§ Aim of the task
Among the records that follow, count the lines with the string "ylabel"; report only that count.

##### Raw records

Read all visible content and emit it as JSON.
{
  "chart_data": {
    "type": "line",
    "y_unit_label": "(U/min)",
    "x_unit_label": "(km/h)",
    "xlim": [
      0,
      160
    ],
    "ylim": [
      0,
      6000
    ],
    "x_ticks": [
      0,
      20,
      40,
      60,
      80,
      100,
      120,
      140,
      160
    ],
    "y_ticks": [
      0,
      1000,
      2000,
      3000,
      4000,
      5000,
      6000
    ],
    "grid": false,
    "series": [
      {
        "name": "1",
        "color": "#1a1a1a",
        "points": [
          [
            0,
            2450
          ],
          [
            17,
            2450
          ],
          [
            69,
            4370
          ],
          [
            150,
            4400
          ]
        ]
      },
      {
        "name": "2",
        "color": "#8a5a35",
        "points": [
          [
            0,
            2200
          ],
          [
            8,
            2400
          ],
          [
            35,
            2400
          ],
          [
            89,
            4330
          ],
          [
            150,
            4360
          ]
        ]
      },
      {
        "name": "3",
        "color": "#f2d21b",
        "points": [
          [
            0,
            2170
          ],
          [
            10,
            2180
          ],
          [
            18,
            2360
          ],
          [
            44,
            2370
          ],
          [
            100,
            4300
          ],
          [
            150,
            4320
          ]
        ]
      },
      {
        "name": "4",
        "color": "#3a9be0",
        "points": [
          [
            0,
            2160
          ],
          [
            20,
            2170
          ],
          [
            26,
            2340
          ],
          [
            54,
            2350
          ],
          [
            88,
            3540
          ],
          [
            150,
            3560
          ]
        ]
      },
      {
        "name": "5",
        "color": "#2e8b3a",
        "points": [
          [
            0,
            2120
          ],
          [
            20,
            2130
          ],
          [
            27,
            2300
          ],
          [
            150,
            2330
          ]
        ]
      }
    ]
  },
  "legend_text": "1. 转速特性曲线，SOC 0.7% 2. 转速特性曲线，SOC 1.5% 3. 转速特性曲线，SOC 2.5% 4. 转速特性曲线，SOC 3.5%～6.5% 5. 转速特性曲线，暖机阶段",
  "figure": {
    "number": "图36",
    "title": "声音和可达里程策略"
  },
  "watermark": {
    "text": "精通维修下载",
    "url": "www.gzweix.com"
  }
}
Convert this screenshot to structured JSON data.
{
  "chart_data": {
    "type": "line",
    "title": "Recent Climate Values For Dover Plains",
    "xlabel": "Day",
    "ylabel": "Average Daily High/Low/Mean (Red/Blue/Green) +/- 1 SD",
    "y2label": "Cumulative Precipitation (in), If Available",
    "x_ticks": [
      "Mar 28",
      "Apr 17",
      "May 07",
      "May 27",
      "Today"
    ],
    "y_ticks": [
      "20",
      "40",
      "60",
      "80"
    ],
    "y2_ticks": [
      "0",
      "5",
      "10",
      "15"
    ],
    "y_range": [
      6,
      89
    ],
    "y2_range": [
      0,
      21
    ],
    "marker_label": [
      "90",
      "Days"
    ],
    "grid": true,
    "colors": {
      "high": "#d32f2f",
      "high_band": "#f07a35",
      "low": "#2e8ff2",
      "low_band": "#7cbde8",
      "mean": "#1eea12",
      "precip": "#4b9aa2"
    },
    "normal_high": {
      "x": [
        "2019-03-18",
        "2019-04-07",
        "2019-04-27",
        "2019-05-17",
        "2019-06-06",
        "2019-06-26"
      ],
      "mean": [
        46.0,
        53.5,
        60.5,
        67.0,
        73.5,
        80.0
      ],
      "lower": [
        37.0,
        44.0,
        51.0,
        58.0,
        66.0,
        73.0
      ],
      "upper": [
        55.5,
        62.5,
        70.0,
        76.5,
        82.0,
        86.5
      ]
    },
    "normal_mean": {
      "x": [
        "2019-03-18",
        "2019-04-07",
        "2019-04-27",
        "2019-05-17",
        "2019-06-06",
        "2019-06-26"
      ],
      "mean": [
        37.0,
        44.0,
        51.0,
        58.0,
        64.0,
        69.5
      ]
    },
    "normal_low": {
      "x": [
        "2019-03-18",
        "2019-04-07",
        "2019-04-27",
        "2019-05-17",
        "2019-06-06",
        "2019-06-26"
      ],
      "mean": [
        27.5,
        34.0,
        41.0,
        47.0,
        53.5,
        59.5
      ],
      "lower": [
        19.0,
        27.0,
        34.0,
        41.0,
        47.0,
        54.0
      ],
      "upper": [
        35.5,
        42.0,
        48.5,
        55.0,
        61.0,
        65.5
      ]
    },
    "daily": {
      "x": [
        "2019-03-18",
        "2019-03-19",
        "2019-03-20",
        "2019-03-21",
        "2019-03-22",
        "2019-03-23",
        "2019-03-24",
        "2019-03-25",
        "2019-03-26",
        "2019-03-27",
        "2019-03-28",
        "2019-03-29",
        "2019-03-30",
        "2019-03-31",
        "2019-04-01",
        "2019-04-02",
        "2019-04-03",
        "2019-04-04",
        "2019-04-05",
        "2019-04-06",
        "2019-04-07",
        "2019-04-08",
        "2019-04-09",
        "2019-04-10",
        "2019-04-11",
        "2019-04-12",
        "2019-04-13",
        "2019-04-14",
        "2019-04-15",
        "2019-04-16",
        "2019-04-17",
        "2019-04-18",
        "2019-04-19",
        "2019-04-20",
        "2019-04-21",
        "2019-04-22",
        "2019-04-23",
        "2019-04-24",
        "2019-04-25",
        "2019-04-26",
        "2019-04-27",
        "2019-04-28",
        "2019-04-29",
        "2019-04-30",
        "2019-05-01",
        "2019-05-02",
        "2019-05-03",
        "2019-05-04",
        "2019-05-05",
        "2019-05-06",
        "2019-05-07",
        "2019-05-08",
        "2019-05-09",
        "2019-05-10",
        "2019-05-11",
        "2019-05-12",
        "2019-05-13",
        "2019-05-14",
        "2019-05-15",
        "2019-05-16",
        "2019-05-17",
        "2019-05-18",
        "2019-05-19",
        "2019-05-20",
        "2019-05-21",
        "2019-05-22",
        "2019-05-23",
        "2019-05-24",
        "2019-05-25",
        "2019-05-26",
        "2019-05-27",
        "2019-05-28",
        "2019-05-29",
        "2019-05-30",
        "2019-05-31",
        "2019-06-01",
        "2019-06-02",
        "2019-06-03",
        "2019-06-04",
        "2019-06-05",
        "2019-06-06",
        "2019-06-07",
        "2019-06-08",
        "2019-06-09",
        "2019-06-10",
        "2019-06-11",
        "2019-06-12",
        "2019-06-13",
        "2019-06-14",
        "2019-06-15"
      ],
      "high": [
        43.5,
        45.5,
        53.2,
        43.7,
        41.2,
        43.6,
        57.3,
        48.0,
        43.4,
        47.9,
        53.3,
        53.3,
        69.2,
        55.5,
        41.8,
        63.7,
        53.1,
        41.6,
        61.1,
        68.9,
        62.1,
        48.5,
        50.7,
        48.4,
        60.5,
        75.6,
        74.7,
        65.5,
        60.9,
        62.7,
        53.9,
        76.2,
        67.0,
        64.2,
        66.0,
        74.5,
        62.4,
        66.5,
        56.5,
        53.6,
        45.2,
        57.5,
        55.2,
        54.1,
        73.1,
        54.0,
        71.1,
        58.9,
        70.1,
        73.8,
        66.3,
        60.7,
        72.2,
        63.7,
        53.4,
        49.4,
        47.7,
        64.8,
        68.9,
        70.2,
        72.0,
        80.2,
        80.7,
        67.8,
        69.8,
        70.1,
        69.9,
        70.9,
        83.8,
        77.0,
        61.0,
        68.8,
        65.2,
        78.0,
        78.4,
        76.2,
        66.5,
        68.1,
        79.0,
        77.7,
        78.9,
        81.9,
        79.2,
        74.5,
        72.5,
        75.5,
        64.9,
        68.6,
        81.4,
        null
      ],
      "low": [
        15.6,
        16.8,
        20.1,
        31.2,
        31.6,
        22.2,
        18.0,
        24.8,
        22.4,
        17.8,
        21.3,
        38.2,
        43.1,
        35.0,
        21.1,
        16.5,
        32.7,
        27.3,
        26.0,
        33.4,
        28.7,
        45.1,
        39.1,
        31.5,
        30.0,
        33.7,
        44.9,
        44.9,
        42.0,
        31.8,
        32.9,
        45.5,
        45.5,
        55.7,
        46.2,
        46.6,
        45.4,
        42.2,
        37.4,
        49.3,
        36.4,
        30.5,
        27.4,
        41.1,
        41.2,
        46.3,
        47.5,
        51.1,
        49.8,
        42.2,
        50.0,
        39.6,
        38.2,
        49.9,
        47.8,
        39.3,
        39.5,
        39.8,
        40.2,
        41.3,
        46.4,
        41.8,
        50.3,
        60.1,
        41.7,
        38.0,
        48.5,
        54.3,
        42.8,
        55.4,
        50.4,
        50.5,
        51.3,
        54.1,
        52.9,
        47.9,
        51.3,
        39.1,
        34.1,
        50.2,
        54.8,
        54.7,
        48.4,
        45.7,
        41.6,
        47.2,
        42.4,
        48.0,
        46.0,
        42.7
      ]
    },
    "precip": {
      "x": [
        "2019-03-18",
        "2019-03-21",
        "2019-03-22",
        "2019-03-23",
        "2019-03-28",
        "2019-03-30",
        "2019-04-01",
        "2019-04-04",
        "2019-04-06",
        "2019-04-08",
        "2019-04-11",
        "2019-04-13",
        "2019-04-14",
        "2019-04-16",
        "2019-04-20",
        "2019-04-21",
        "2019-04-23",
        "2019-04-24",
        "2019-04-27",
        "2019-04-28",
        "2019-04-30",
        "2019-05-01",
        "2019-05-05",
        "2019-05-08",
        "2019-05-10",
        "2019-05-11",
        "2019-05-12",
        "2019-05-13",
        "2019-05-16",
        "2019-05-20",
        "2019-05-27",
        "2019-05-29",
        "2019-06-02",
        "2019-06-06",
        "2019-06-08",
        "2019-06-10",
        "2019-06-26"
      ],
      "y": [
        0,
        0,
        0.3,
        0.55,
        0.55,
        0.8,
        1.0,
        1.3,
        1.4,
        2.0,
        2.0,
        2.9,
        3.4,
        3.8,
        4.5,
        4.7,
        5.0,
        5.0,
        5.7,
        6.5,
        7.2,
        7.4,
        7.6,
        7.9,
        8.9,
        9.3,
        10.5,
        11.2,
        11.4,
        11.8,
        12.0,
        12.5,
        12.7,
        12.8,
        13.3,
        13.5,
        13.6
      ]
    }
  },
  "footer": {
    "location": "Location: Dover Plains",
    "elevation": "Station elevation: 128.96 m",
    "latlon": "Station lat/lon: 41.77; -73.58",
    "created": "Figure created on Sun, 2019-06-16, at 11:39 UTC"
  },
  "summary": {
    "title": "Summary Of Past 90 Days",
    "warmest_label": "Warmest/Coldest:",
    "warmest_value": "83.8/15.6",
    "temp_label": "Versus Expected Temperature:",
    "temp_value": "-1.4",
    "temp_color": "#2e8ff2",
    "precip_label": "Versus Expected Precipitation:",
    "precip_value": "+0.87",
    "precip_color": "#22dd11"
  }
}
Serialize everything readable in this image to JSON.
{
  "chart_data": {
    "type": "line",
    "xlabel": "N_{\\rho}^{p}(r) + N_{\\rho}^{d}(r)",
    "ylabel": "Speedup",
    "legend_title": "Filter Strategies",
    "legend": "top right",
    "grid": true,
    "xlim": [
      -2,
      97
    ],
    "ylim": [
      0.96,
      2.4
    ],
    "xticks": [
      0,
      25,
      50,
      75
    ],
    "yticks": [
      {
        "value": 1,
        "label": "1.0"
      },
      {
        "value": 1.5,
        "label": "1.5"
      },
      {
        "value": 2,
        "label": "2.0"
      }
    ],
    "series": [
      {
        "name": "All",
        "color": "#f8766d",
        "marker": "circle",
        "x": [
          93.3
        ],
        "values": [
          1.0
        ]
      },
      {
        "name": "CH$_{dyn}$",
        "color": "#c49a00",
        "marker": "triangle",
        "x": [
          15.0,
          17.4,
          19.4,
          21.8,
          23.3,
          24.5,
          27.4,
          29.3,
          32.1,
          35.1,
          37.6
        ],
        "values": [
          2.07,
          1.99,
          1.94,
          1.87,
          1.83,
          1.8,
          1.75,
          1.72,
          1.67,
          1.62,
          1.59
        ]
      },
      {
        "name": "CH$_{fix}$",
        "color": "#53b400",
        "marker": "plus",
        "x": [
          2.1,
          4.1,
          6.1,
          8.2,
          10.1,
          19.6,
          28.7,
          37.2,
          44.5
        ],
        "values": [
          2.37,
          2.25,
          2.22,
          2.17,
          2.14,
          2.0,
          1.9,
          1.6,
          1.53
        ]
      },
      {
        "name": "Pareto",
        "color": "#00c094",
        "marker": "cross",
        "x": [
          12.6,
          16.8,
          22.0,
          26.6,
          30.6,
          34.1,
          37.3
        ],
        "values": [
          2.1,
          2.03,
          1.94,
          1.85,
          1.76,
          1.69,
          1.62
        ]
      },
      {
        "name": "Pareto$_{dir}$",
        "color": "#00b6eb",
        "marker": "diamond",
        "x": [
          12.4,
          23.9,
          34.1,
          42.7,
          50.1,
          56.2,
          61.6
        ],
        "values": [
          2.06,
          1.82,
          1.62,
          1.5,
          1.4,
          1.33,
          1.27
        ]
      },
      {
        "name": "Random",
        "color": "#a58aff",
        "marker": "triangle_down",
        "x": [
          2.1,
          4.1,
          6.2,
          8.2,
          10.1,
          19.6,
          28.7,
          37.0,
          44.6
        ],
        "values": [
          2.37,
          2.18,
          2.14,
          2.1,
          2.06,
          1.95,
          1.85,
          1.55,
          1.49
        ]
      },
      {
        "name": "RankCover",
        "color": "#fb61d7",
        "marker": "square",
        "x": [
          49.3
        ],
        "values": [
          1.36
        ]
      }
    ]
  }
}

##########

§ Output below
2